• What to do
Write out the full listing exactly as given, minus the images.
--- start of Entries shown ---
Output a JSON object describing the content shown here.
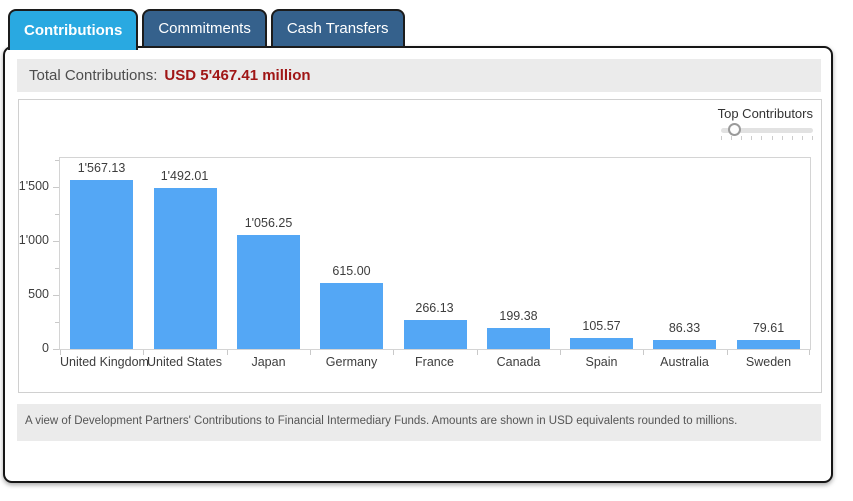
{
  "tabs": [
    {
      "label": "Contributions",
      "active": true
    },
    {
      "label": "Commitments",
      "active": false
    },
    {
      "label": "Cash Transfers",
      "active": false
    }
  ],
  "summary": {
    "label": "Total Contributions:",
    "value": "USD 5'467.41 million"
  },
  "slider": {
    "label": "Top Contributors",
    "position_pct": 8,
    "tick_count": 10
  },
  "chart_data": {
    "type": "bar",
    "title": "",
    "xlabel": "",
    "ylabel": "",
    "categories": [
      "United Kingdom",
      "United States",
      "Japan",
      "Germany",
      "France",
      "Canada",
      "Spain",
      "Australia",
      "Sweden"
    ],
    "values": [
      1567.13,
      1492.01,
      1056.25,
      615.0,
      266.13,
      199.38,
      105.57,
      86.33,
      79.61
    ],
    "value_labels": [
      "1'567.13",
      "1'492.01",
      "1'056.25",
      "615.00",
      "266.13",
      "199.38",
      "105.57",
      "86.33",
      "79.61"
    ],
    "ylim": [
      0,
      1773
    ],
    "yticks": [
      1500,
      1000,
      500,
      0
    ],
    "ytick_labels": [
      "1'500",
      "1'000",
      "500",
      "0"
    ],
    "minor_yticks": [
      1750,
      1250,
      750,
      250
    ],
    "grid": false,
    "legend": false
  },
  "footer": {
    "note": "A view of Development Partners' Contributions to Financial Intermediary Funds. Amounts are shown in USD equivalents rounded to millions."
  },
  "colors": {
    "active_tab": "#29a9e1",
    "inactive_tab": "#35618c",
    "accent_red": "#a01616",
    "bar": "#54a7f5",
    "band_gray": "#ebebeb"
  }
}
--- end of Entries shown ---
• Answer to this exercise
Output a JSON object describing the content shown here.
{
  "tabs": [
    {
      "label": "Contributions",
      "active": true
    },
    {
      "label": "Commitments",
      "active": false
    },
    {
      "label": "Cash Transfers",
      "active": false
    }
  ],
  "summary": {
    "label": "Total Contributions:",
    "value": "USD 5'467.41 million"
  },
  "slider": {
    "label": "Top Contributors",
    "position_pct": 8,
    "tick_count": 10
  },
  "chart_data": {
    "type": "bar",
    "title": "",
    "xlabel": "",
    "ylabel": "",
    "categories": [
      "United Kingdom",
      "United States",
      "Japan",
      "Germany",
      "France",
      "Canada",
      "Spain",
      "Australia",
      "Sweden"
    ],
    "values": [
      1567.13,
      1492.01,
      1056.25,
      615.0,
      266.13,
      199.38,
      105.57,
      86.33,
      79.61
    ],
    "value_labels": [
      "1'567.13",
      "1'492.01",
      "1'056.25",
      "615.00",
      "266.13",
      "199.38",
      "105.57",
      "86.33",
      "79.61"
    ],
    "ylim": [
      0,
      1773
    ],
    "yticks": [
      1500,
      1000,
      500,
      0
    ],
    "ytick_labels": [
      "1'500",
      "1'000",
      "500",
      "0"
    ],
    "minor_yticks": [
      1750,
      1250,
      750,
      250
    ],
    "grid": false,
    "legend": false
  },
  "footer": {
    "note": "A view of Development Partners' Contributions to Financial Intermediary Funds. Amounts are shown in USD equivalents rounded to millions."
  },
  "colors": {
    "active_tab": "#29a9e1",
    "inactive_tab": "#35618c",
    "accent_red": "#a01616",
    "bar": "#54a7f5",
    "band_gray": "#ebebeb"
  }
}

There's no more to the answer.